**Instructions to follow**
From the listing below, work out how many lines contain "ylabel". Reply with that number only.

>> start Provided records

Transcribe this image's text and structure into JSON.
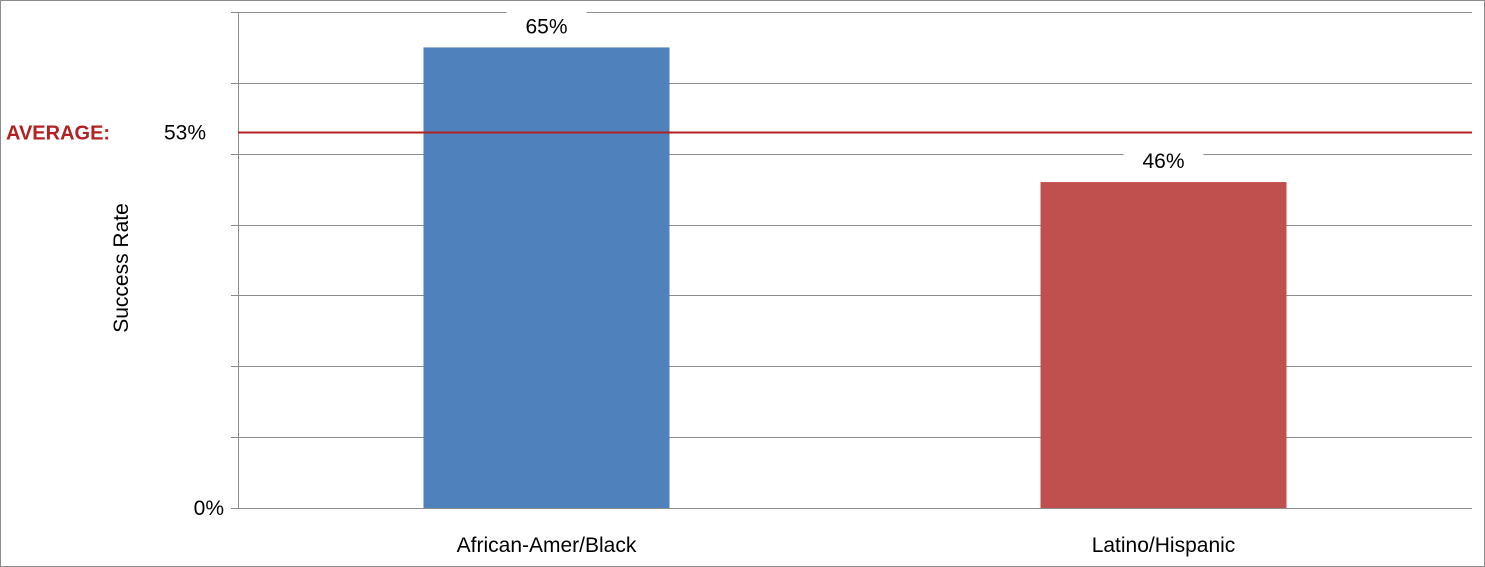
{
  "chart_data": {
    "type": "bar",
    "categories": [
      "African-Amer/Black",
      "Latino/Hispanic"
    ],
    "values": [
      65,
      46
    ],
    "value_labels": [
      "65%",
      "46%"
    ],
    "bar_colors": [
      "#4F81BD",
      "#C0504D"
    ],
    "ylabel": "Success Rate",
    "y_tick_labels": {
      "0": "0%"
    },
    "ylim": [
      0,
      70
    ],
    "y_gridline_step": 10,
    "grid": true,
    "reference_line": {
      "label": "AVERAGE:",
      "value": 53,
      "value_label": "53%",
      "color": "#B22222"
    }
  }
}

>> end Provided records
>> start Provided records

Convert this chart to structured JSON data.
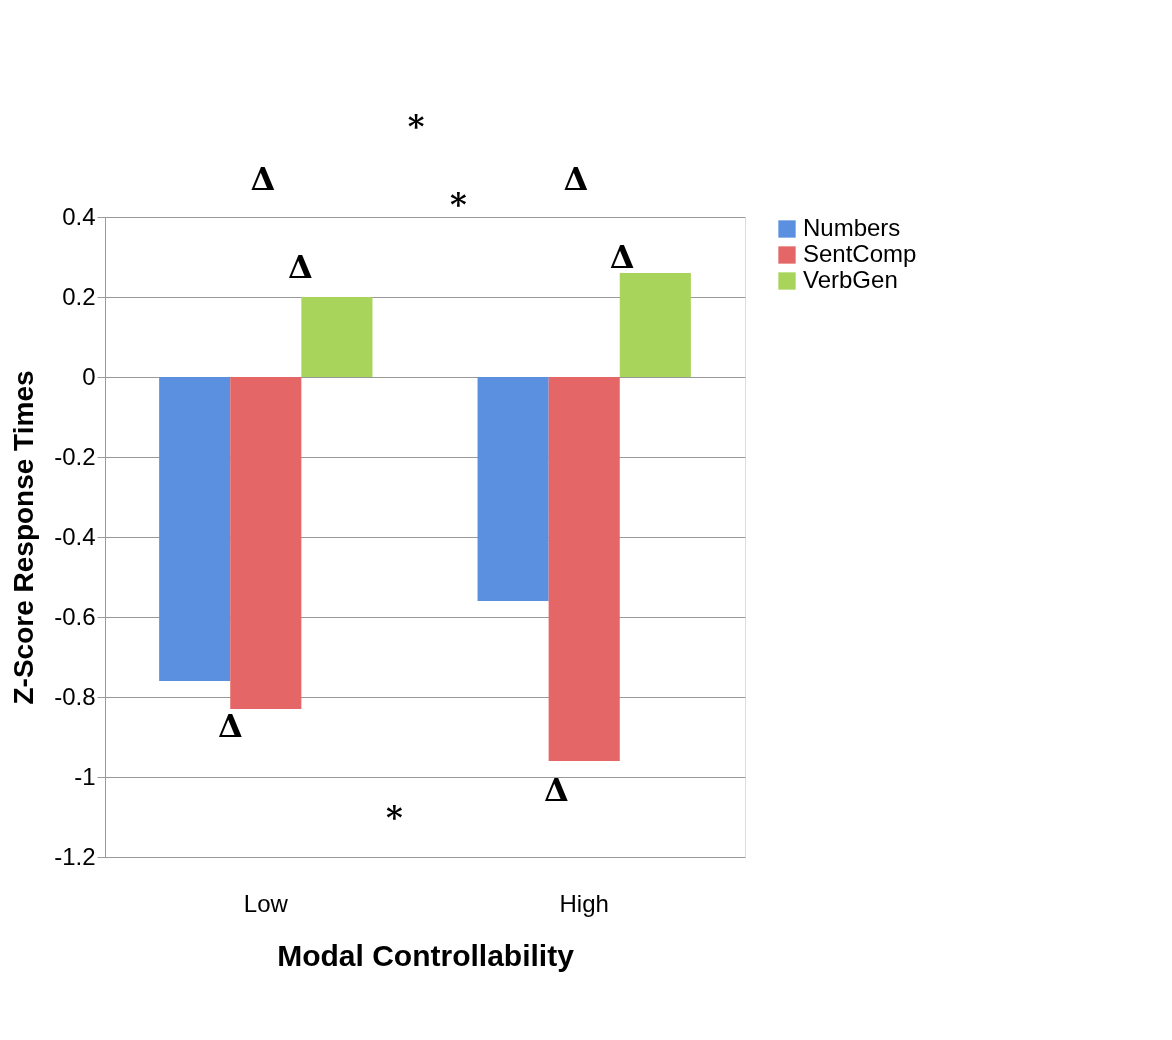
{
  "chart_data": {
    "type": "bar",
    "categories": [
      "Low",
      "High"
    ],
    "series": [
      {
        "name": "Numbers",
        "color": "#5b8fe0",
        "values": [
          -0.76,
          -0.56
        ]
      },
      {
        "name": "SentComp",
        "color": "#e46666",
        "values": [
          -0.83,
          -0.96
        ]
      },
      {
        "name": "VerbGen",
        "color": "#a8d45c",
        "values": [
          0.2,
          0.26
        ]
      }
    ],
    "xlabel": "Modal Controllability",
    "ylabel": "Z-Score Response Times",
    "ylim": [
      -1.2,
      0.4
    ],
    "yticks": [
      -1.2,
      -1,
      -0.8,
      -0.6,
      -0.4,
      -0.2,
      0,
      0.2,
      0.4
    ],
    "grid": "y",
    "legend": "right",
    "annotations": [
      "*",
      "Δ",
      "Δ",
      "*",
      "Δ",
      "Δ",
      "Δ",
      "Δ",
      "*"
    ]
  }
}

>> end Provided records

**Result below**
2